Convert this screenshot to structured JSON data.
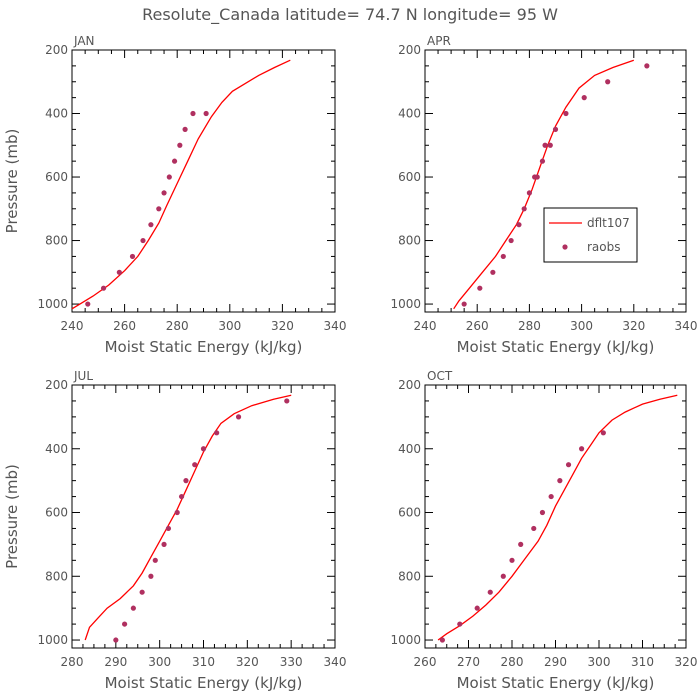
{
  "figure": {
    "title": "Resolute_Canada  latitude= 74.7 N longitude= 95 W"
  },
  "colors": {
    "model": "#ff0000",
    "obs": "#b03060",
    "axis": "#000000",
    "text": "#555555"
  },
  "chart_data": [
    {
      "type": "line",
      "panel_label": "JAN",
      "xlabel": "Moist Static Energy (kJ/kg)",
      "ylabel": "Pressure (mb)",
      "xlim": [
        240,
        340
      ],
      "ylim": [
        1025,
        200
      ],
      "xticks": [
        240,
        260,
        280,
        300,
        320,
        340
      ],
      "yticks": [
        200,
        400,
        600,
        800,
        1000
      ],
      "series": [
        {
          "name": "dflt107",
          "style": "line",
          "x": [
            240,
            243,
            248,
            254,
            260,
            265,
            269,
            273,
            276,
            280,
            284,
            288,
            293,
            297,
            301,
            306,
            311,
            317,
            323
          ],
          "y": [
            1015,
            1000,
            975,
            940,
            895,
            850,
            800,
            745,
            690,
            620,
            550,
            480,
            410,
            365,
            330,
            305,
            280,
            255,
            232
          ]
        },
        {
          "name": "raobs",
          "style": "marker",
          "x": [
            246,
            252,
            258,
            263,
            267,
            270,
            273,
            275,
            277,
            279,
            281,
            283,
            286,
            291
          ],
          "y": [
            1000,
            950,
            900,
            850,
            800,
            750,
            700,
            650,
            600,
            550,
            500,
            450,
            400,
            400
          ]
        }
      ]
    },
    {
      "type": "line",
      "panel_label": "APR",
      "xlabel": "Moist Static Energy (kJ/kg)",
      "ylabel": "",
      "xlim": [
        240,
        340
      ],
      "ylim": [
        1025,
        200
      ],
      "xticks": [
        240,
        260,
        280,
        300,
        320,
        340
      ],
      "yticks": [
        200,
        400,
        600,
        800,
        1000
      ],
      "legend": {
        "position": "center-right",
        "entries": [
          "dflt107",
          "raobs"
        ]
      },
      "series": [
        {
          "name": "dflt107",
          "style": "line",
          "x": [
            251,
            253,
            257,
            262,
            267,
            271,
            275,
            278,
            281,
            284,
            287,
            290,
            294,
            299,
            305,
            312,
            320
          ],
          "y": [
            1015,
            990,
            950,
            900,
            850,
            800,
            750,
            700,
            640,
            570,
            500,
            440,
            380,
            320,
            280,
            255,
            232
          ]
        },
        {
          "name": "raobs",
          "style": "marker",
          "x": [
            255,
            261,
            266,
            270,
            273,
            276,
            278,
            280,
            282,
            283,
            285,
            286,
            288,
            290,
            294,
            301,
            310,
            325
          ],
          "y": [
            1000,
            950,
            900,
            850,
            800,
            750,
            700,
            650,
            600,
            600,
            550,
            500,
            500,
            450,
            400,
            350,
            300,
            250
          ]
        }
      ]
    },
    {
      "type": "line",
      "panel_label": "JUL",
      "xlabel": "Moist Static Energy (kJ/kg)",
      "ylabel": "Pressure (mb)",
      "xlim": [
        280,
        340
      ],
      "ylim": [
        1025,
        200
      ],
      "xticks": [
        280,
        290,
        300,
        310,
        320,
        330,
        340
      ],
      "yticks": [
        200,
        400,
        600,
        800,
        1000
      ],
      "series": [
        {
          "name": "dflt107",
          "style": "line",
          "x": [
            283,
            284,
            286,
            288,
            291,
            294,
            296,
            298,
            300,
            302,
            304,
            306,
            308,
            310,
            312,
            314,
            317,
            321,
            326,
            330
          ],
          "y": [
            1000,
            960,
            930,
            900,
            870,
            830,
            790,
            740,
            690,
            640,
            590,
            530,
            470,
            410,
            360,
            320,
            290,
            265,
            245,
            232
          ]
        },
        {
          "name": "raobs",
          "style": "marker",
          "x": [
            290,
            292,
            294,
            296,
            298,
            299,
            301,
            302,
            304,
            305,
            306,
            308,
            310,
            313,
            318,
            329
          ],
          "y": [
            1000,
            950,
            900,
            850,
            800,
            750,
            700,
            650,
            600,
            550,
            500,
            450,
            400,
            350,
            300,
            250
          ]
        }
      ]
    },
    {
      "type": "line",
      "panel_label": "OCT",
      "xlabel": "Moist Static Energy (kJ/kg)",
      "ylabel": "",
      "xlim": [
        260,
        320
      ],
      "ylim": [
        1025,
        200
      ],
      "xticks": [
        260,
        270,
        280,
        290,
        300,
        310,
        320
      ],
      "yticks": [
        200,
        400,
        600,
        800,
        1000
      ],
      "series": [
        {
          "name": "dflt107",
          "style": "line",
          "x": [
            263,
            265,
            268,
            271,
            274,
            277,
            280,
            283,
            286,
            288,
            290,
            292,
            294,
            296,
            298,
            300,
            303,
            306,
            310,
            314,
            318
          ],
          "y": [
            1000,
            980,
            955,
            925,
            890,
            850,
            800,
            745,
            690,
            640,
            580,
            530,
            480,
            430,
            390,
            350,
            310,
            285,
            260,
            245,
            232
          ]
        },
        {
          "name": "raobs",
          "style": "marker",
          "x": [
            264,
            268,
            272,
            275,
            278,
            280,
            282,
            285,
            287,
            289,
            291,
            293,
            296,
            301
          ],
          "y": [
            1000,
            950,
            900,
            850,
            800,
            750,
            700,
            650,
            600,
            550,
            500,
            450,
            400,
            350
          ]
        }
      ]
    }
  ]
}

→ TASK OBJECTIVE: Transcribe every entry word for word, but omit the pictures.

→ FINISHED ANSWER:
Convert this screenshot to structured JSON data.
{
  "figure": {
    "title": "Resolute_Canada  latitude= 74.7 N longitude= 95 W"
  },
  "colors": {
    "model": "#ff0000",
    "obs": "#b03060",
    "axis": "#000000",
    "text": "#555555"
  },
  "chart_data": [
    {
      "type": "line",
      "panel_label": "JAN",
      "xlabel": "Moist Static Energy (kJ/kg)",
      "ylabel": "Pressure (mb)",
      "xlim": [
        240,
        340
      ],
      "ylim": [
        1025,
        200
      ],
      "xticks": [
        240,
        260,
        280,
        300,
        320,
        340
      ],
      "yticks": [
        200,
        400,
        600,
        800,
        1000
      ],
      "series": [
        {
          "name": "dflt107",
          "style": "line",
          "x": [
            240,
            243,
            248,
            254,
            260,
            265,
            269,
            273,
            276,
            280,
            284,
            288,
            293,
            297,
            301,
            306,
            311,
            317,
            323
          ],
          "y": [
            1015,
            1000,
            975,
            940,
            895,
            850,
            800,
            745,
            690,
            620,
            550,
            480,
            410,
            365,
            330,
            305,
            280,
            255,
            232
          ]
        },
        {
          "name": "raobs",
          "style": "marker",
          "x": [
            246,
            252,
            258,
            263,
            267,
            270,
            273,
            275,
            277,
            279,
            281,
            283,
            286,
            291
          ],
          "y": [
            1000,
            950,
            900,
            850,
            800,
            750,
            700,
            650,
            600,
            550,
            500,
            450,
            400,
            400
          ]
        }
      ]
    },
    {
      "type": "line",
      "panel_label": "APR",
      "xlabel": "Moist Static Energy (kJ/kg)",
      "ylabel": "",
      "xlim": [
        240,
        340
      ],
      "ylim": [
        1025,
        200
      ],
      "xticks": [
        240,
        260,
        280,
        300,
        320,
        340
      ],
      "yticks": [
        200,
        400,
        600,
        800,
        1000
      ],
      "legend": {
        "position": "center-right",
        "entries": [
          "dflt107",
          "raobs"
        ]
      },
      "series": [
        {
          "name": "dflt107",
          "style": "line",
          "x": [
            251,
            253,
            257,
            262,
            267,
            271,
            275,
            278,
            281,
            284,
            287,
            290,
            294,
            299,
            305,
            312,
            320
          ],
          "y": [
            1015,
            990,
            950,
            900,
            850,
            800,
            750,
            700,
            640,
            570,
            500,
            440,
            380,
            320,
            280,
            255,
            232
          ]
        },
        {
          "name": "raobs",
          "style": "marker",
          "x": [
            255,
            261,
            266,
            270,
            273,
            276,
            278,
            280,
            282,
            283,
            285,
            286,
            288,
            290,
            294,
            301,
            310,
            325
          ],
          "y": [
            1000,
            950,
            900,
            850,
            800,
            750,
            700,
            650,
            600,
            600,
            550,
            500,
            500,
            450,
            400,
            350,
            300,
            250
          ]
        }
      ]
    },
    {
      "type": "line",
      "panel_label": "JUL",
      "xlabel": "Moist Static Energy (kJ/kg)",
      "ylabel": "Pressure (mb)",
      "xlim": [
        280,
        340
      ],
      "ylim": [
        1025,
        200
      ],
      "xticks": [
        280,
        290,
        300,
        310,
        320,
        330,
        340
      ],
      "yticks": [
        200,
        400,
        600,
        800,
        1000
      ],
      "series": [
        {
          "name": "dflt107",
          "style": "line",
          "x": [
            283,
            284,
            286,
            288,
            291,
            294,
            296,
            298,
            300,
            302,
            304,
            306,
            308,
            310,
            312,
            314,
            317,
            321,
            326,
            330
          ],
          "y": [
            1000,
            960,
            930,
            900,
            870,
            830,
            790,
            740,
            690,
            640,
            590,
            530,
            470,
            410,
            360,
            320,
            290,
            265,
            245,
            232
          ]
        },
        {
          "name": "raobs",
          "style": "marker",
          "x": [
            290,
            292,
            294,
            296,
            298,
            299,
            301,
            302,
            304,
            305,
            306,
            308,
            310,
            313,
            318,
            329
          ],
          "y": [
            1000,
            950,
            900,
            850,
            800,
            750,
            700,
            650,
            600,
            550,
            500,
            450,
            400,
            350,
            300,
            250
          ]
        }
      ]
    },
    {
      "type": "line",
      "panel_label": "OCT",
      "xlabel": "Moist Static Energy (kJ/kg)",
      "ylabel": "",
      "xlim": [
        260,
        320
      ],
      "ylim": [
        1025,
        200
      ],
      "xticks": [
        260,
        270,
        280,
        290,
        300,
        310,
        320
      ],
      "yticks": [
        200,
        400,
        600,
        800,
        1000
      ],
      "series": [
        {
          "name": "dflt107",
          "style": "line",
          "x": [
            263,
            265,
            268,
            271,
            274,
            277,
            280,
            283,
            286,
            288,
            290,
            292,
            294,
            296,
            298,
            300,
            303,
            306,
            310,
            314,
            318
          ],
          "y": [
            1000,
            980,
            955,
            925,
            890,
            850,
            800,
            745,
            690,
            640,
            580,
            530,
            480,
            430,
            390,
            350,
            310,
            285,
            260,
            245,
            232
          ]
        },
        {
          "name": "raobs",
          "style": "marker",
          "x": [
            264,
            268,
            272,
            275,
            278,
            280,
            282,
            285,
            287,
            289,
            291,
            293,
            296,
            301
          ],
          "y": [
            1000,
            950,
            900,
            850,
            800,
            750,
            700,
            650,
            600,
            550,
            500,
            450,
            400,
            350
          ]
        }
      ]
    }
  ]
}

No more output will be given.